▶ Excerpt to read:

◇ ◇ ◇

The Programmer’s Great Clinical Depression
Over on the Simple Programmer Blog an interesting post by Jason Lowenthal talks about depression, what developers do that makes them vulnerable, and how to counter that to stay healthy.
As a bonus tip, consider the people you’re working with day to day. All too often we spend more time with people at work than we do with our friends and families. If you’re working with smart people who challenge you to do your best then you’re able to build up resilience to deal with the occasional negative event, or even to tolerate a toxic colleague.
Programming is Hard
Here’s one of the bigger dualities of being a software developer.
On the one hand, we want to convince our users that computers are simple, that using them is a good way to get their own goals achieved - we need to do this to be successful selling enough of our software that we can pay our own bills.
On the other hand, every good developer knows a simple truth - that writing good software is inherently difficult.
Communicating both of these truths to end users can be difficult because they are sometimes seen as contradictory. In his blog post, Remy Porter talks about this fundamental truth: “Programming is hard. And that’s ok.”

◇ ◇ ◇

▶ Record extracts:
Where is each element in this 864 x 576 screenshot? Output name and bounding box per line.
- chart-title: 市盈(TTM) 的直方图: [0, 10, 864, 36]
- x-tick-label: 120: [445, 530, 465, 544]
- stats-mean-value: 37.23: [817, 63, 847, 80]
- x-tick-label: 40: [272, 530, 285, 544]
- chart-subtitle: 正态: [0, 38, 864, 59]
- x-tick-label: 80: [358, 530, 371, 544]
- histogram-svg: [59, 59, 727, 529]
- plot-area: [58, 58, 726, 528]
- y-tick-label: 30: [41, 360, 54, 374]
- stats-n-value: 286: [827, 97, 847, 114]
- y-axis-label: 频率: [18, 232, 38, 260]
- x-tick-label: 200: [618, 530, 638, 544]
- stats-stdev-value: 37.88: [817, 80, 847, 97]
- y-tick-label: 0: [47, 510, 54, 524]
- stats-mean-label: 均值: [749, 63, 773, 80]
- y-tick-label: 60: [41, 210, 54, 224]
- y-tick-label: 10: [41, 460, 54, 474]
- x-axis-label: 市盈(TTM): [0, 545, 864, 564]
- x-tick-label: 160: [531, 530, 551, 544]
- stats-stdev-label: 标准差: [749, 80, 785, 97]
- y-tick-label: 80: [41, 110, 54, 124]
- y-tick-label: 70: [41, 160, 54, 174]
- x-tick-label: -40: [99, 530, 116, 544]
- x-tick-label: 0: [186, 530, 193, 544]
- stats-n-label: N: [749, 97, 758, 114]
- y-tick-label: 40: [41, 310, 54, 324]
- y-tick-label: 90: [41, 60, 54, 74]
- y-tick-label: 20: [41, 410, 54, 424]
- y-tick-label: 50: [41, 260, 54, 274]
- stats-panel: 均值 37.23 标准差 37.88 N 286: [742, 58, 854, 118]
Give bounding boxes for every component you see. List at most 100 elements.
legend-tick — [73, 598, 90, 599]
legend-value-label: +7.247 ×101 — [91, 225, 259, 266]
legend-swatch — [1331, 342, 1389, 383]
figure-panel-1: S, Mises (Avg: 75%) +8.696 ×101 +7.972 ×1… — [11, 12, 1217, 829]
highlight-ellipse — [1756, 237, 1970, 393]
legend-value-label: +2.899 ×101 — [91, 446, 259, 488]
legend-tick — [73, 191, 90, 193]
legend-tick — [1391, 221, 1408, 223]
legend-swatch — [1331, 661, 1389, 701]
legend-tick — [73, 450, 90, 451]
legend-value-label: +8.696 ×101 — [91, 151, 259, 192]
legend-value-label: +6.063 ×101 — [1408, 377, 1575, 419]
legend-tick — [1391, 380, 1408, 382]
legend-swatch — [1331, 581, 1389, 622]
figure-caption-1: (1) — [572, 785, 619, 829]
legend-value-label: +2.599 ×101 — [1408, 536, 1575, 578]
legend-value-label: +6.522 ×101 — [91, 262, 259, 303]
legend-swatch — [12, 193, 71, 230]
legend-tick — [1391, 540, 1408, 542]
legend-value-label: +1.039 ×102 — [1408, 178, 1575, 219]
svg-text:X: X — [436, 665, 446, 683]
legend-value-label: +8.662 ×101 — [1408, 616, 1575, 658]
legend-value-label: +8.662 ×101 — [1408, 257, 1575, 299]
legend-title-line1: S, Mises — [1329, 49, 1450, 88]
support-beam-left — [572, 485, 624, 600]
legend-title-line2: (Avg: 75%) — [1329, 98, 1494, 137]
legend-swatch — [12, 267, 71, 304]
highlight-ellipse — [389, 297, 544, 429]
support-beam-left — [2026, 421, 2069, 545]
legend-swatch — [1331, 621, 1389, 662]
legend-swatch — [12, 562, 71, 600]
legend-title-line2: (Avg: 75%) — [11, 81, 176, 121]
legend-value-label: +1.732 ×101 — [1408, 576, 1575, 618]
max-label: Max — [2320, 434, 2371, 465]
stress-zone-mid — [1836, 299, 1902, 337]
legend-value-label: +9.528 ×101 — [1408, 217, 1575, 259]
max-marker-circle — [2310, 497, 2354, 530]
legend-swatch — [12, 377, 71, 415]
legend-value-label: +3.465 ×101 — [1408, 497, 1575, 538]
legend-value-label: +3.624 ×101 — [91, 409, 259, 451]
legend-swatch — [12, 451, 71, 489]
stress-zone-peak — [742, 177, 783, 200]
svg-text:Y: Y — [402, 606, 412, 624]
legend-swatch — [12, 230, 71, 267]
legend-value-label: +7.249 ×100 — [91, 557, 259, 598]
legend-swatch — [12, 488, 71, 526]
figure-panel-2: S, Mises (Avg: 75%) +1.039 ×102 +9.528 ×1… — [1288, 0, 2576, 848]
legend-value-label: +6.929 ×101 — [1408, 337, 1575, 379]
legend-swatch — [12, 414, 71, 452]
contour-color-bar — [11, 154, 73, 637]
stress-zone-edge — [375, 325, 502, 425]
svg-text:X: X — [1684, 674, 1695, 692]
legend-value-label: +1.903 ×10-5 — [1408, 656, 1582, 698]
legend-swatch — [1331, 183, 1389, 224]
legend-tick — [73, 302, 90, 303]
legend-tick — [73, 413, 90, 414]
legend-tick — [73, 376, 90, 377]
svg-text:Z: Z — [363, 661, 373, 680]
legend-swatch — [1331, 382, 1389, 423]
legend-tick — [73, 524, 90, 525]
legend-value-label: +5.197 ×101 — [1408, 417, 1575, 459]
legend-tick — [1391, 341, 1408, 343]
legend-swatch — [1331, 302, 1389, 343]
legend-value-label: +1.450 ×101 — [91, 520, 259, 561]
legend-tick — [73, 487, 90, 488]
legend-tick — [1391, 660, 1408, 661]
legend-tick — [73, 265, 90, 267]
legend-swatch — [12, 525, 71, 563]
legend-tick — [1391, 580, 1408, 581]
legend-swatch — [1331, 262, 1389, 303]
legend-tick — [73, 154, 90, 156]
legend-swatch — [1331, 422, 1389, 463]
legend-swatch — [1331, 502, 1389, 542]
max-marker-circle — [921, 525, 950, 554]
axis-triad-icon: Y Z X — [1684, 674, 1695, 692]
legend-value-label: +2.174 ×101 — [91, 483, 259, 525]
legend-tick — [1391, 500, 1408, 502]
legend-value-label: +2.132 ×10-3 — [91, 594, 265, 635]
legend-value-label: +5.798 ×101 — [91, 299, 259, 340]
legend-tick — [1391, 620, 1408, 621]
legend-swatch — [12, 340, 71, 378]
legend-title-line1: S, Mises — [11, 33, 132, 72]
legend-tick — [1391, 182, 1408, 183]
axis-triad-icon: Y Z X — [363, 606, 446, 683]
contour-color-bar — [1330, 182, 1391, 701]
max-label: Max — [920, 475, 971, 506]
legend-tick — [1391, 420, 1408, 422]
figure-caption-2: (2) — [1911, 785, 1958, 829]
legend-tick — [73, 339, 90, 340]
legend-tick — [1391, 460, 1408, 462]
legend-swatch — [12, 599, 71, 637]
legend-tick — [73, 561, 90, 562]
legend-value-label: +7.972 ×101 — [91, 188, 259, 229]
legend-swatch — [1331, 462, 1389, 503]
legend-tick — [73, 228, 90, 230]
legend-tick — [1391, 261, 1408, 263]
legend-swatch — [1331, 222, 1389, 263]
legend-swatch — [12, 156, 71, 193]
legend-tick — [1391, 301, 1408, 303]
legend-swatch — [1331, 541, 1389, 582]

◇ ◇ ◇

▶ Tasks and exercises:
1. Copy the part of the excerpt on programmers and depression between "The Programmer’s Great" and "a toxic colleague.", inclusive.
2. Decide whether each statement below agrees with the excerpt on programmers and depression. Answer yes or no for each, quoting the words of the excerpt that settle it.
(a) The post on the Simple Programmer Blog was written by Jason Lowenthal.
(b) People spend more time with their friends and families than with people at work.
(c) Remy Porter's blog post says that programming is hard and that this is ok.

▶ Answers to this exercise:
1.
The Programmer’s Great Clinical Depression
Over on the Simple Programmer Blog an interesting post by Jason Lowenthal talks about depression, what developers do that makes them vulnerable, and how to counter that to stay healthy.
As a bonus tip, consider the people you’re working with day to day. All too often we spend more time with people at work than we do with our friends and families. If you’re working with smart people who challenge you to do your best then you’re able to build up resilience to deal with the occasional negative event, or even to tolerate a toxic colleague.

2.
(a) Yes: "an interesting post by Jason Lowenthal"
(b) No: "All too often we spend more time with people at work than we do with our friends and families."
(c) Yes: "Programming is hard. And that’s ok."